* Work to do: Exact reproduction of the data is required, with images excluded.

* Material for this task:
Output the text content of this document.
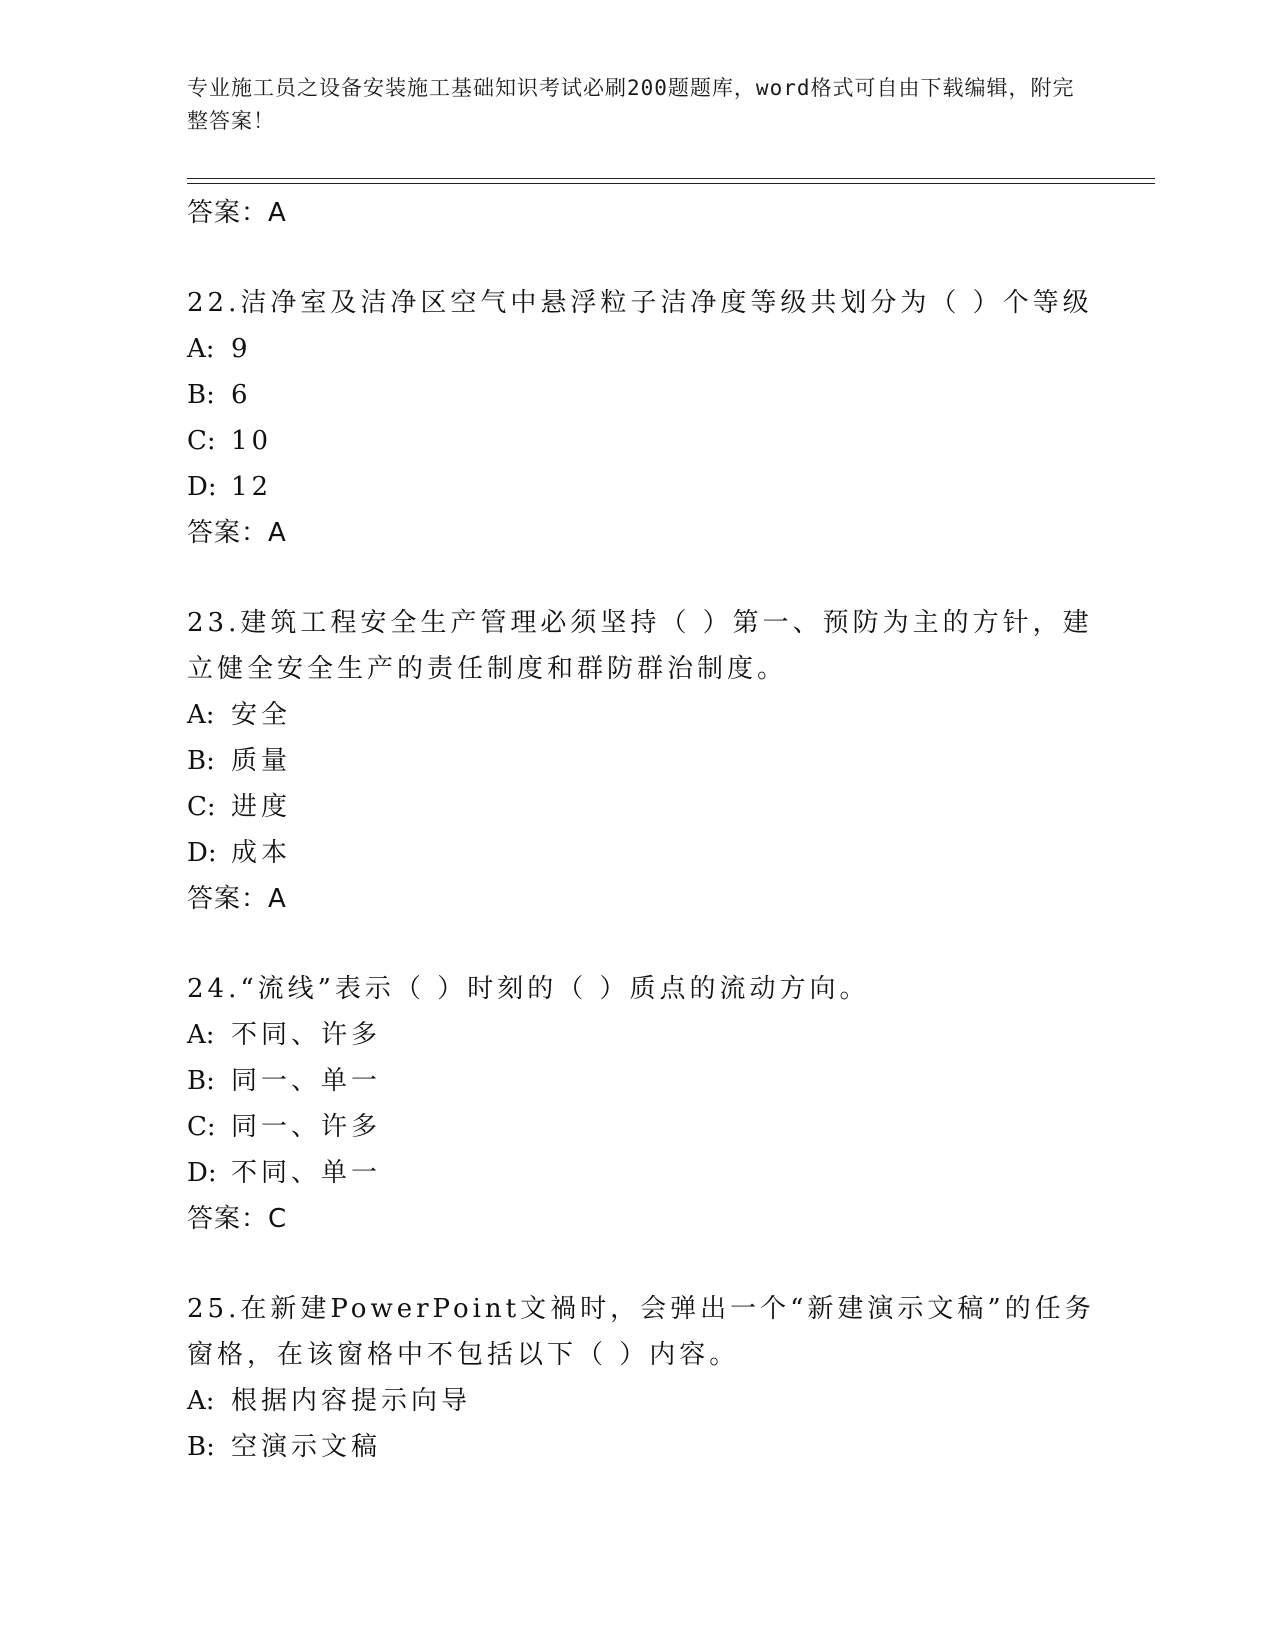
专业施工员之设备安装施工基础知识考试必刷200题题库，word格式可自由下载编辑，附完整答案！
答案：A
22.洁净室及洁净区空气中悬浮粒子洁净度等级共划分为（ ）个等级
A: 9
B: 6
C: 10
D: 12
答案：A
23.建筑工程安全生产管理必须坚持（ ）第一、预防为主的方针，建立健全安全生产的责任制度和群防群治制度。
A: 安全
B: 质量
C: 进度
D: 成本
答案：A
24.“流线”表示（ ）时刻的（ ）质点的流动方向。
A: 不同、许多
B: 同一、单一
C: 同一、许多
D: 不同、单一
答案：C
25.在新建PowerPoint文禍时，会弹出一个“新建演示文稿”的任务窗格，在该窗格中不包括以下（ ）内容。
A: 根据内容提示向导
B: 空演示文稿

* Exercise result:
Output the text content of this document.
专业施工员之设备安装施工基础知识考试必刷200题题库，word格式可自由下载编辑，附完整答案！
答案：A
22.洁净室及洁净区空气中悬浮粒子洁净度等级共划分为（ ）个等级
A: 9
B: 6
C: 10
D: 12
答案：A
23.建筑工程安全生产管理必须坚持（ ）第一、预防为主的方针，建立健全安全生产的责任制度和群防群治制度。
A: 安全
B: 质量
C: 进度
D: 成本
答案：A
24.“流线”表示（ ）时刻的（ ）质点的流动方向。
A: 不同、许多
B: 同一、单一
C: 同一、许多
D: 不同、单一
答案：C
25.在新建PowerPoint文禍时，会弹出一个“新建演示文稿”的任务窗格，在该窗格中不包括以下（ ）内容。
A: 根据内容提示向导
B: 空演示文稿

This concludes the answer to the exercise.